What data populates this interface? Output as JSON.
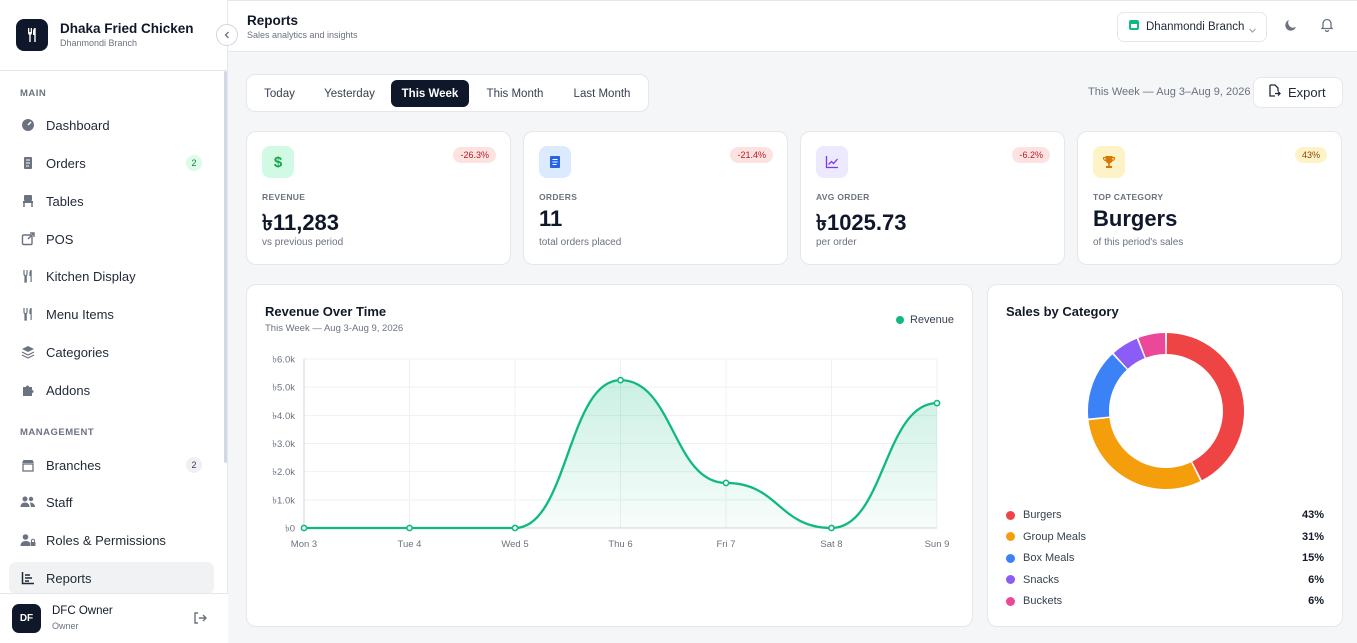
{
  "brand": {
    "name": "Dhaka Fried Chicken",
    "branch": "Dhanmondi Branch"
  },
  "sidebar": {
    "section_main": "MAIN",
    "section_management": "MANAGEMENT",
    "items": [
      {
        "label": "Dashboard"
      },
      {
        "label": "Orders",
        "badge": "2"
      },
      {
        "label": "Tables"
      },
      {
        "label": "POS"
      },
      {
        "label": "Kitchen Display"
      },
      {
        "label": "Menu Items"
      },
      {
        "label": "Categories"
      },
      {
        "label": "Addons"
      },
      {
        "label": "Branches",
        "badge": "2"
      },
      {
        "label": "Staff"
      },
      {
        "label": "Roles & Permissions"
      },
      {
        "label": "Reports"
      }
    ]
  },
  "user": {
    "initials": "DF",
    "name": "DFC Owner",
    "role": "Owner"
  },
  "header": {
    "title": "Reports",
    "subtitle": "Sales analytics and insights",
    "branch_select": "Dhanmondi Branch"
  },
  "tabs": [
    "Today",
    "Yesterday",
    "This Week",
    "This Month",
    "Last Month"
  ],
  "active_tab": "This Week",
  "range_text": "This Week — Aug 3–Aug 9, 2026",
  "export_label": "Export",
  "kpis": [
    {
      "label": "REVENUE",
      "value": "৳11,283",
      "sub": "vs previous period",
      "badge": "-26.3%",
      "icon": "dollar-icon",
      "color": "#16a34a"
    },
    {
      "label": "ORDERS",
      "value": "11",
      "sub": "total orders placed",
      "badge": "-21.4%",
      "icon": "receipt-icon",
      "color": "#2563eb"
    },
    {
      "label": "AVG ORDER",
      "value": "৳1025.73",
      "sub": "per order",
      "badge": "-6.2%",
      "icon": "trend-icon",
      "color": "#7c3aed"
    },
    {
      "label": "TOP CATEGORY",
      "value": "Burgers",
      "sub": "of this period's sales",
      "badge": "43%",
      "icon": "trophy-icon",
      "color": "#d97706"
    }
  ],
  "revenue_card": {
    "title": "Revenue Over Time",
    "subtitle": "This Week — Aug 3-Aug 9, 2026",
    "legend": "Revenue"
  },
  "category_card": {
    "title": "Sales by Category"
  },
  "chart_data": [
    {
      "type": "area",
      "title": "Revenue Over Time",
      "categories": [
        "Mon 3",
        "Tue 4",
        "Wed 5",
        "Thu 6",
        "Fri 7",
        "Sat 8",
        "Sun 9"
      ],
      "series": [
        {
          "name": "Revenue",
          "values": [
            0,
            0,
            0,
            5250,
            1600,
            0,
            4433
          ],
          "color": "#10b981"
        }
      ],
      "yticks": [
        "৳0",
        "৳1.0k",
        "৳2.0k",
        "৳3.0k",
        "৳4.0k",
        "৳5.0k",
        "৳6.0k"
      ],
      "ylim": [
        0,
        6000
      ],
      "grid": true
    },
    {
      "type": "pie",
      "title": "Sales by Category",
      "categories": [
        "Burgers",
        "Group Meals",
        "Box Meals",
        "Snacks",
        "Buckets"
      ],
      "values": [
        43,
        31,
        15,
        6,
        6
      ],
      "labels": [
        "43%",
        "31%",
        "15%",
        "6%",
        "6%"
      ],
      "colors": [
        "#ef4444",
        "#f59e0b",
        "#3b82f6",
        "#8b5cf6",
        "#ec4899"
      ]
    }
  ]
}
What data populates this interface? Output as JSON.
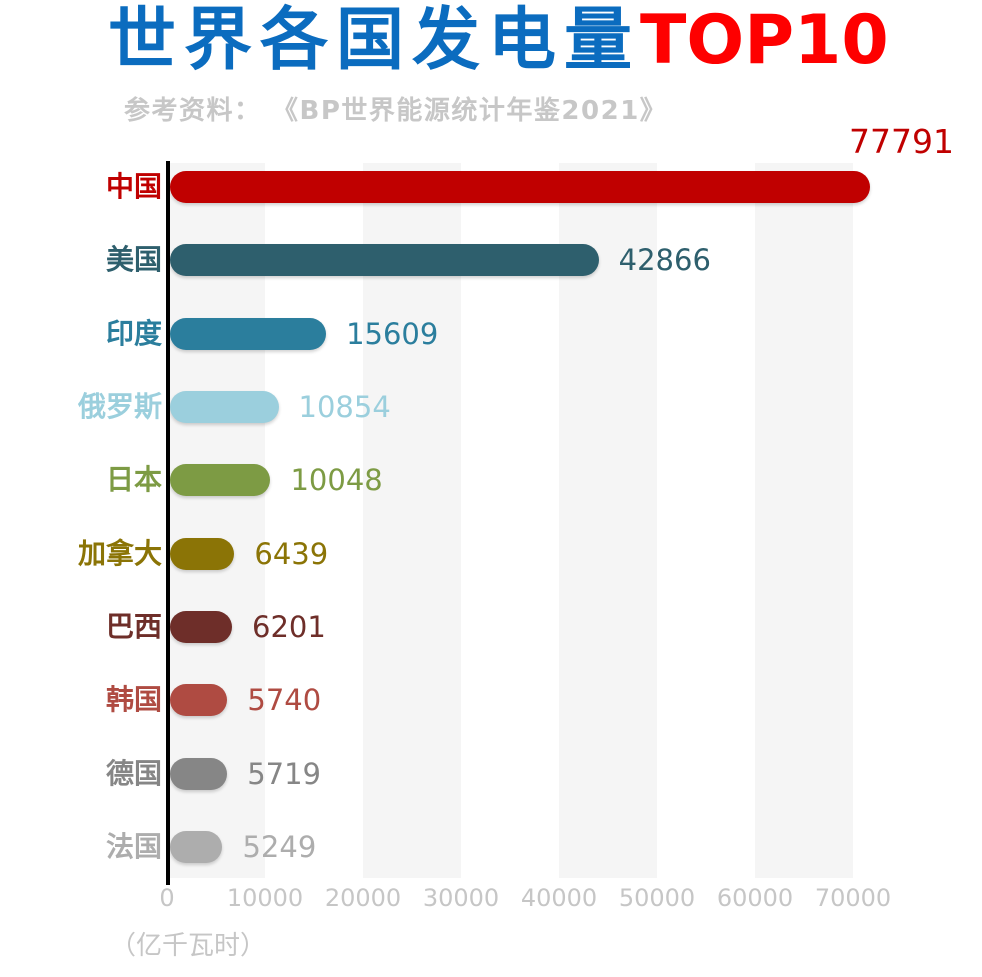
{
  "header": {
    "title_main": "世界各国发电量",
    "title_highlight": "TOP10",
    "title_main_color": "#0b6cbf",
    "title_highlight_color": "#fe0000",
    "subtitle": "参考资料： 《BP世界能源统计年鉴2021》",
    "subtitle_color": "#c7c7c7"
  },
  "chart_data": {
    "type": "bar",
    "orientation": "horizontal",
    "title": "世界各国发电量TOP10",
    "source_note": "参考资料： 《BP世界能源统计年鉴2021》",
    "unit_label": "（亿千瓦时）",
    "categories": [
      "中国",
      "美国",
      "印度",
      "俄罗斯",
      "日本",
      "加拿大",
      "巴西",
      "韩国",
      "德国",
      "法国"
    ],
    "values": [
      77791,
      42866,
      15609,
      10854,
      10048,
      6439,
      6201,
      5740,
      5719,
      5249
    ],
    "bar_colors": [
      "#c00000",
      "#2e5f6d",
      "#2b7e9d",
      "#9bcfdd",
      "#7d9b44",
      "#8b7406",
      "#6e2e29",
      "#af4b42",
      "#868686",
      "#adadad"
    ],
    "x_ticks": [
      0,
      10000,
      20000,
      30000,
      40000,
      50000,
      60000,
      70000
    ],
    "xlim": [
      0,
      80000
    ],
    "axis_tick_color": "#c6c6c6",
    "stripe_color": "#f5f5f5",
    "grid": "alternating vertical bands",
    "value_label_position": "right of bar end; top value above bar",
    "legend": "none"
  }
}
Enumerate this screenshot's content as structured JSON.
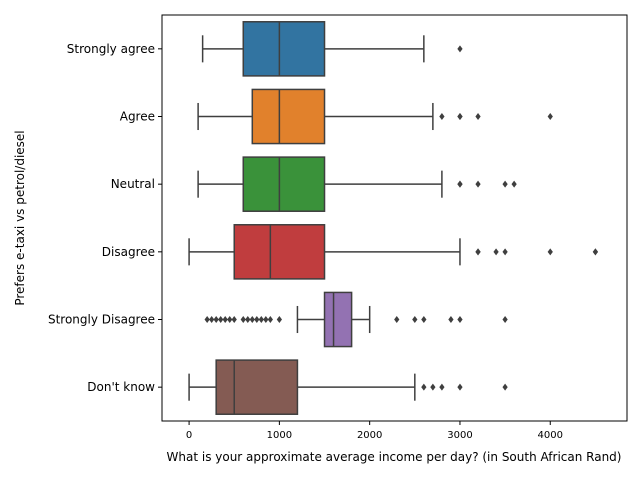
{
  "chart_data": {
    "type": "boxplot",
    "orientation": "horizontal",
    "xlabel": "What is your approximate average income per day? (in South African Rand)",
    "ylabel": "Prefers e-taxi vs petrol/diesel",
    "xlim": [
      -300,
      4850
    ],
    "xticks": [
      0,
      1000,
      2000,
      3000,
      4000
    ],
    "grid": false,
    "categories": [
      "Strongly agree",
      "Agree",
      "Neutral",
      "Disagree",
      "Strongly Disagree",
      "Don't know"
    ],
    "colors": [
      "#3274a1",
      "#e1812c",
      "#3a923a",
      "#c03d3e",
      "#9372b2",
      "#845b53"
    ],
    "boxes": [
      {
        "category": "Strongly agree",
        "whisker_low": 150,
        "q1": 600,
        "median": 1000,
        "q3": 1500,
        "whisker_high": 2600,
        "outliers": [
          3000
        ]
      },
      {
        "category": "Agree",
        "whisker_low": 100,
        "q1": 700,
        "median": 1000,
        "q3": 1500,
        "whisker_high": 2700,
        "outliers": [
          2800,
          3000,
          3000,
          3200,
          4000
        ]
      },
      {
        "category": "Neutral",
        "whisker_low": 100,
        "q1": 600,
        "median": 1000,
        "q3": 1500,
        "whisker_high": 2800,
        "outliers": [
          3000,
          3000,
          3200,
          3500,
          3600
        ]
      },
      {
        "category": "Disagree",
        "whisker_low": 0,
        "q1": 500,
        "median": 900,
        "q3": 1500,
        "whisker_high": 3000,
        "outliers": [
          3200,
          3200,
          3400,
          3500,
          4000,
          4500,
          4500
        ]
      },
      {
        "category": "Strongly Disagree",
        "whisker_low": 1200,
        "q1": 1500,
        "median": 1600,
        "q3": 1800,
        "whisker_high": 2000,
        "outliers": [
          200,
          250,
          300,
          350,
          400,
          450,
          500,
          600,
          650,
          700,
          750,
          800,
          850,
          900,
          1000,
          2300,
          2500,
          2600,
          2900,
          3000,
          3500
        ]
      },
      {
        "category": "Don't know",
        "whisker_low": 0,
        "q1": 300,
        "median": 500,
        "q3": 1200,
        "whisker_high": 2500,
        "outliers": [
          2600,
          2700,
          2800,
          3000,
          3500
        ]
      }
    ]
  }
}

CHALLENGE. Tally up the lines holding the word "Disagree" in the data above, and answer with that figure only.

SOLUTION. 4